--- BEGIN INPUT FOR THIS TASK ---
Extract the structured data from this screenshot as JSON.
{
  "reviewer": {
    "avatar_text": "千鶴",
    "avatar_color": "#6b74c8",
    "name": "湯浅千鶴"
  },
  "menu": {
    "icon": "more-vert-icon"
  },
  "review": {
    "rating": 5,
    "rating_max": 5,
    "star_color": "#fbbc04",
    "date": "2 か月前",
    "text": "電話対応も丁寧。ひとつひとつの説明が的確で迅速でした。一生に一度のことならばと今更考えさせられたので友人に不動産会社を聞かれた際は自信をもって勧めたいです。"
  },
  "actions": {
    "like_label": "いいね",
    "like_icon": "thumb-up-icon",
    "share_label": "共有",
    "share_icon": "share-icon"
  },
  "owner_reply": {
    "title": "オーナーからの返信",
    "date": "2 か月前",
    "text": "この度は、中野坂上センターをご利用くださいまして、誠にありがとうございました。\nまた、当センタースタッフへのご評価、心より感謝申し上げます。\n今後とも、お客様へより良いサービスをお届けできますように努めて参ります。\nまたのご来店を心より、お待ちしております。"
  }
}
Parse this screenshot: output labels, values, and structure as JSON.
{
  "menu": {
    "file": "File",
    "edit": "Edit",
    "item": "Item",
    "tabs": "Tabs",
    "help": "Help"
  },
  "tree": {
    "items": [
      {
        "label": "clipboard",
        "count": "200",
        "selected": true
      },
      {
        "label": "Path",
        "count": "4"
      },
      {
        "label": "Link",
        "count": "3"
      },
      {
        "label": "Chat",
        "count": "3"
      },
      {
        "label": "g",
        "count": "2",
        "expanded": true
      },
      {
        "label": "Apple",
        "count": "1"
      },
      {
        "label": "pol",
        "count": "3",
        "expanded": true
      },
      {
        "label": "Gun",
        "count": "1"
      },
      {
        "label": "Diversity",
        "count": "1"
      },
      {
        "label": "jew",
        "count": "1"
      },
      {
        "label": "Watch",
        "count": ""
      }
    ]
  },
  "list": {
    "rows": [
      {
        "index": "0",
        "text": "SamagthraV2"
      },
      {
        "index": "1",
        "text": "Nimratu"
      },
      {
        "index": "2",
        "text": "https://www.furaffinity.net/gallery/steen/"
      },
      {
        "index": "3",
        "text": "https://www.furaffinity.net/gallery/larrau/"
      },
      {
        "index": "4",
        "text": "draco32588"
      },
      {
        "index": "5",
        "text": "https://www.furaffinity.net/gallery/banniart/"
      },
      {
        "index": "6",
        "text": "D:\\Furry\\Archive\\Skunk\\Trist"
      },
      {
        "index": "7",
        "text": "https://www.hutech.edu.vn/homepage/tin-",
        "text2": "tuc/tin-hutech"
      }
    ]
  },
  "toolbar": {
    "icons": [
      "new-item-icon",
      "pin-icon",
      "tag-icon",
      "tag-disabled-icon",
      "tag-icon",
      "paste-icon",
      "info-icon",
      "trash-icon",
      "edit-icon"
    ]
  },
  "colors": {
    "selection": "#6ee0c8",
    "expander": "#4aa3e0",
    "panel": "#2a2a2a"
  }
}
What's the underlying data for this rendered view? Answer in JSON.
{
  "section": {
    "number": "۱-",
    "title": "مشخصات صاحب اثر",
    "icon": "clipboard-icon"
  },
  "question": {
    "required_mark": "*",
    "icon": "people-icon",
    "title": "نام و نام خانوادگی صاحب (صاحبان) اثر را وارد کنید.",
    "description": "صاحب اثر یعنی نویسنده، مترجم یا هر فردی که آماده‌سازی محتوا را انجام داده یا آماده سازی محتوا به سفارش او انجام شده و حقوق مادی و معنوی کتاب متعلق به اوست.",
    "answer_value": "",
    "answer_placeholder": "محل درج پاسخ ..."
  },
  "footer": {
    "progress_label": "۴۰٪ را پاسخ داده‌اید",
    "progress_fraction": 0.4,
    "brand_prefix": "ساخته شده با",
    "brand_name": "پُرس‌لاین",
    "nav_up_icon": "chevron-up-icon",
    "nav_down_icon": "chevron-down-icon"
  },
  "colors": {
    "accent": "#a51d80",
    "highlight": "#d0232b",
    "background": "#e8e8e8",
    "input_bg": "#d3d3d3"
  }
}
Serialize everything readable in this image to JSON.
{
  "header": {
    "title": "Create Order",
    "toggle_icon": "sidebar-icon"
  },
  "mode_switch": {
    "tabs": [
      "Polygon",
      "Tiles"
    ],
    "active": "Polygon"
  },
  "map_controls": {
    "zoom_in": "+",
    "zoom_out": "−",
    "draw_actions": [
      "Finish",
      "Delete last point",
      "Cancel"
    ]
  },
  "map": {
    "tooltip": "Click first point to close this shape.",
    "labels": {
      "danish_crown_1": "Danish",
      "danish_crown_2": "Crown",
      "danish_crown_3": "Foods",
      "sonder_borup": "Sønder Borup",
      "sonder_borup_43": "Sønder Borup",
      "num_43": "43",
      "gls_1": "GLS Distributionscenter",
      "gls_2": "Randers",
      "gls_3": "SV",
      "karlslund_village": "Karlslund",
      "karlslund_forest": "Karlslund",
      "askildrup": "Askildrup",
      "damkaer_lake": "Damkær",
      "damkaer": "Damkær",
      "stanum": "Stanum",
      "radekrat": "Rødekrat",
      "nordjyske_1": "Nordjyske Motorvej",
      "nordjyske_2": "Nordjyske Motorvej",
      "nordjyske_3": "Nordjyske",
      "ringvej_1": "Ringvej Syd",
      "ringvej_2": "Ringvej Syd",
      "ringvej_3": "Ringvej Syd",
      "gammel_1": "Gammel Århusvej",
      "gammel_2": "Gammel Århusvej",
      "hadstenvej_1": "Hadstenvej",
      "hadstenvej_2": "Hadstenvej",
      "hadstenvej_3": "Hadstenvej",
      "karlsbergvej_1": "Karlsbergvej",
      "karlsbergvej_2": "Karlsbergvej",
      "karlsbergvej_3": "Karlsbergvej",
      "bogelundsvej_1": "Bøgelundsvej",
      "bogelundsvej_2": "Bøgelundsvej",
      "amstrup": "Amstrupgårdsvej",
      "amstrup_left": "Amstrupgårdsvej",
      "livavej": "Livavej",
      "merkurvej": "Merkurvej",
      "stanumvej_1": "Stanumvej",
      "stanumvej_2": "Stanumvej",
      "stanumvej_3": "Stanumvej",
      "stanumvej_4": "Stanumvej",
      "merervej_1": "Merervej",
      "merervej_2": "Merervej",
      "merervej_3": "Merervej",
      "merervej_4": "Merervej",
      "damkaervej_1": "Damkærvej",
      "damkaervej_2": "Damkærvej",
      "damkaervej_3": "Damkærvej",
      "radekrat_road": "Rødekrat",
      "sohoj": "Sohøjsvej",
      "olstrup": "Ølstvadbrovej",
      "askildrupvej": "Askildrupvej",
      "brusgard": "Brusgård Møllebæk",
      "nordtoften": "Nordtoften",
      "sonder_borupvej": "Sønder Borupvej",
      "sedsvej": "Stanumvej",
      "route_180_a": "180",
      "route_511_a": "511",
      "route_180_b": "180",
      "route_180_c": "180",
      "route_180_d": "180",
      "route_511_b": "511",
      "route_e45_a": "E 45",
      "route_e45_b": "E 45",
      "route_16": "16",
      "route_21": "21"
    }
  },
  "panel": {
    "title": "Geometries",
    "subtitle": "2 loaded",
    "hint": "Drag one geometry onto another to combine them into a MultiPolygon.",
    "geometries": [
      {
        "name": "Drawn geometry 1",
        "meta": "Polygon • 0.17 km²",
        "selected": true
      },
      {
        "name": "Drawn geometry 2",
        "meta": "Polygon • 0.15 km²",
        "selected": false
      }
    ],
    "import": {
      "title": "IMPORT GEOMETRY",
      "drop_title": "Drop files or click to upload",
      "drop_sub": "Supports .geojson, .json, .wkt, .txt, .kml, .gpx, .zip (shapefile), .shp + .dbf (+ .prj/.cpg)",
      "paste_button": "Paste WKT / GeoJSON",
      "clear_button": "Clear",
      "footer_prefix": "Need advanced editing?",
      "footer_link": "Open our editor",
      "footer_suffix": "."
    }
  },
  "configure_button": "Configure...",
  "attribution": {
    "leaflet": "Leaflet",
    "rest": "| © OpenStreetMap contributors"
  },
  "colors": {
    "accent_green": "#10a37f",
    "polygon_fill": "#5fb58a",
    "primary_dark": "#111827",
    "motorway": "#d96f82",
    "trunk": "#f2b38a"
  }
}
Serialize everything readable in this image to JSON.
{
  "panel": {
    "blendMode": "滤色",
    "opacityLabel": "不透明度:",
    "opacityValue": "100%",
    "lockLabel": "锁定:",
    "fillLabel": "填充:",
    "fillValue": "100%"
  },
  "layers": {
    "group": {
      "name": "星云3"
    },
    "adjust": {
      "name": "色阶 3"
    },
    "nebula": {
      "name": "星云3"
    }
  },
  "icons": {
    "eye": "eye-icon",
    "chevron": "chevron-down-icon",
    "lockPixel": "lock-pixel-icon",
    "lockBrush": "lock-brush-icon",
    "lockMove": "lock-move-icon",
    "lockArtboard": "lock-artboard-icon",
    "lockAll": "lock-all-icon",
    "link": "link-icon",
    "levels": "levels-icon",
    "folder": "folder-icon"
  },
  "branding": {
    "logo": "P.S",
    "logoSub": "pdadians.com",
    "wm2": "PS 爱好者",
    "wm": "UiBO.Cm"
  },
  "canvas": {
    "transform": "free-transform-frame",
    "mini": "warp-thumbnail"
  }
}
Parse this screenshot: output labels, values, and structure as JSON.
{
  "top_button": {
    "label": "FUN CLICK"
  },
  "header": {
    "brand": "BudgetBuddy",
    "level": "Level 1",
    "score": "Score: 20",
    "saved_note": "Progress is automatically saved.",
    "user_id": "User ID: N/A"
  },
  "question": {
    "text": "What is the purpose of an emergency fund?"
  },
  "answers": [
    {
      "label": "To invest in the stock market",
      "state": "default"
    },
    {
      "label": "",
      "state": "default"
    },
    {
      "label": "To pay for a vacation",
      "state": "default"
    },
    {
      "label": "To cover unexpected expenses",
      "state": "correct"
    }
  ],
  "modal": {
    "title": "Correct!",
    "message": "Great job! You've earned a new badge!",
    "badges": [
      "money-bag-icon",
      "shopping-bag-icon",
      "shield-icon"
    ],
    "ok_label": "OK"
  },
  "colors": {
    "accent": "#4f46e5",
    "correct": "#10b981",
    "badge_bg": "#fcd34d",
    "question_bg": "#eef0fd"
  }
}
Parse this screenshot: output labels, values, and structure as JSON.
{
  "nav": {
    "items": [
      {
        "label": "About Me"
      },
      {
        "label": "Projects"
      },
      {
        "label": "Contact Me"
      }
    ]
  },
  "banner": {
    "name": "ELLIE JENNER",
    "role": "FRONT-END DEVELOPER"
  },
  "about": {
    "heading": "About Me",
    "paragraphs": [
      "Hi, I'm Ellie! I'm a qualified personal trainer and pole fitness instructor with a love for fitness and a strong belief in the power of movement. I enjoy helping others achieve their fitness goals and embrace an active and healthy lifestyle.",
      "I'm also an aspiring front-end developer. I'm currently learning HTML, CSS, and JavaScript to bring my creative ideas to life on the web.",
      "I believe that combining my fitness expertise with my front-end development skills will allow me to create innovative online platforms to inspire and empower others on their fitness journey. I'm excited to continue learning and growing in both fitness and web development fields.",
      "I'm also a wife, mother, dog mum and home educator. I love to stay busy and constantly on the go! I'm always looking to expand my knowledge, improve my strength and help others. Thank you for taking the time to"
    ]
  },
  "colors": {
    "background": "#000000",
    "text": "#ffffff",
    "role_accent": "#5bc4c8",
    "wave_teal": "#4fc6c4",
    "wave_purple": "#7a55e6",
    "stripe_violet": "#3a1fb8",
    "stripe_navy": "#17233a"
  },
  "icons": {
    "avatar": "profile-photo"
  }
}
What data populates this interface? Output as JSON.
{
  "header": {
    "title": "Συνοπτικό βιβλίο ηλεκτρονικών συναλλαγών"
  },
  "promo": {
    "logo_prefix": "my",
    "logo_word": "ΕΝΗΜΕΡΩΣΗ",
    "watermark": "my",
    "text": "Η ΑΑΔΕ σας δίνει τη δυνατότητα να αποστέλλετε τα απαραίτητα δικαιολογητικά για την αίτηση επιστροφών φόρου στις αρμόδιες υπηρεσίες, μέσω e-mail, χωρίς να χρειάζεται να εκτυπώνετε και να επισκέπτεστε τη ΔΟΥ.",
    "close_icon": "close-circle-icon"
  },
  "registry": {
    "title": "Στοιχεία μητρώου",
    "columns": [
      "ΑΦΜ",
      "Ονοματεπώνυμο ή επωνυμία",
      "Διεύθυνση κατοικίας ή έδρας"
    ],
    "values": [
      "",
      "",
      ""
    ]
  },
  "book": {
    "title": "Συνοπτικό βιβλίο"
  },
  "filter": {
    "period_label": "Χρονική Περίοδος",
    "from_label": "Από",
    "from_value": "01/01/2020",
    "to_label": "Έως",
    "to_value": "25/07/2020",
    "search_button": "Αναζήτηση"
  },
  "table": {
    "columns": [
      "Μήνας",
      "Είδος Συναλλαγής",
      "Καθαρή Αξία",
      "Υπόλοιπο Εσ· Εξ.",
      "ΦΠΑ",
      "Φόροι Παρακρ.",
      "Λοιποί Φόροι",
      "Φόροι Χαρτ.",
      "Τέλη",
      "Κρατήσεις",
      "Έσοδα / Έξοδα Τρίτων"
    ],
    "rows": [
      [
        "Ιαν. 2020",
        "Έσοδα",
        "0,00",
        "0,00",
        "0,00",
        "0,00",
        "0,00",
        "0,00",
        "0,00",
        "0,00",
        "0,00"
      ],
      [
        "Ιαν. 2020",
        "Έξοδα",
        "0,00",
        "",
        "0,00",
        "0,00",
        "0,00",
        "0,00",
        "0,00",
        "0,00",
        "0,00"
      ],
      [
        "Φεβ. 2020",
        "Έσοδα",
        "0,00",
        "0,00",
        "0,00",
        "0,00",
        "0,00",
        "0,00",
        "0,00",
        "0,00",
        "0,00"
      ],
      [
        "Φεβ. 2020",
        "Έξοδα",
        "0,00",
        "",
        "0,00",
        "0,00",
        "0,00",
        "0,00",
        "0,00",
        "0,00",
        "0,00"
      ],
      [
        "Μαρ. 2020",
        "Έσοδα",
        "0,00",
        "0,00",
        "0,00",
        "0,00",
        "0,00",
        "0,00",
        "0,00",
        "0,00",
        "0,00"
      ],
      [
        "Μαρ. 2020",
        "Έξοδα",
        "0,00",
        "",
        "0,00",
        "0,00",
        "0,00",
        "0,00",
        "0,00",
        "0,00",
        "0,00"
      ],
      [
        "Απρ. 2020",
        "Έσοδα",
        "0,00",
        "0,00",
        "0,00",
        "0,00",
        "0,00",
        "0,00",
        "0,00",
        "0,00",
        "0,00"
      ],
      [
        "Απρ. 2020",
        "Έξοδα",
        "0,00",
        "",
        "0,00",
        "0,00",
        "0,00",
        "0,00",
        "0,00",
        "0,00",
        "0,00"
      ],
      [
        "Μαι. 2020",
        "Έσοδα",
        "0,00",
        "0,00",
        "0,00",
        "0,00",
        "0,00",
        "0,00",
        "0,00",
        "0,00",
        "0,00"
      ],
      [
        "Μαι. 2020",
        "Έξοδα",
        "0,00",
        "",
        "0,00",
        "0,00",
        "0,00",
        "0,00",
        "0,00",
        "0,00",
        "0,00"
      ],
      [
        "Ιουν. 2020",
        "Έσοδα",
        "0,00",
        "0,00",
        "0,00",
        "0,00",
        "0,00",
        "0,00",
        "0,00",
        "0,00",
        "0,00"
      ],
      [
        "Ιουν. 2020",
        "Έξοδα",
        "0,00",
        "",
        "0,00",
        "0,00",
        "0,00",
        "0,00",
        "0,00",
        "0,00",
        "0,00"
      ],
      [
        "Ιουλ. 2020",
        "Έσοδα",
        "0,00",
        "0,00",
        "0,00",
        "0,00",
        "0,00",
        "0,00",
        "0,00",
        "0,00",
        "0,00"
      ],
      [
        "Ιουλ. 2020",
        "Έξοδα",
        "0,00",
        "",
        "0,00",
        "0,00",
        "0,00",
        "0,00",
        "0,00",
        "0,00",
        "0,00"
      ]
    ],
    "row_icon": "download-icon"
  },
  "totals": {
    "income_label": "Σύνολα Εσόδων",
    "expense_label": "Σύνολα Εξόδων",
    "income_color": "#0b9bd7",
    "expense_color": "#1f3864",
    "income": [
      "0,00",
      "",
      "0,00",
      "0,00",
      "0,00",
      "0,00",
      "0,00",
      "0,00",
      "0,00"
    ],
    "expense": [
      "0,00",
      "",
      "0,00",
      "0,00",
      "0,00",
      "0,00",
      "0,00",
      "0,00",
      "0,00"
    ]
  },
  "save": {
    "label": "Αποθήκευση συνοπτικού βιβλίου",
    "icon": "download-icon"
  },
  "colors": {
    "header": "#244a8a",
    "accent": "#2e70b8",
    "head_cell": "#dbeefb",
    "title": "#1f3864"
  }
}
--- END INPUT FOR THIS TASK ---
#### [WRITTEN PROBLEM]
Copy all lines in the listing above where the string "with" appears.

#### [TASK OUTPUT]
      "Hi, I'm Ellie! I'm a qualified personal trainer and pole fitness instructor with a love for fitness and a strong belief in the power of movement. I enjoy helping others achieve their fitness goals and embrace an active and healthy lifestyle.",
      "I believe that combining my fitness expertise with my front-end development skills will allow me to create innovative online platforms to inspire and empower others on their fitness journey. I'm excited to continue learning and growing in both fitness and web development fields.",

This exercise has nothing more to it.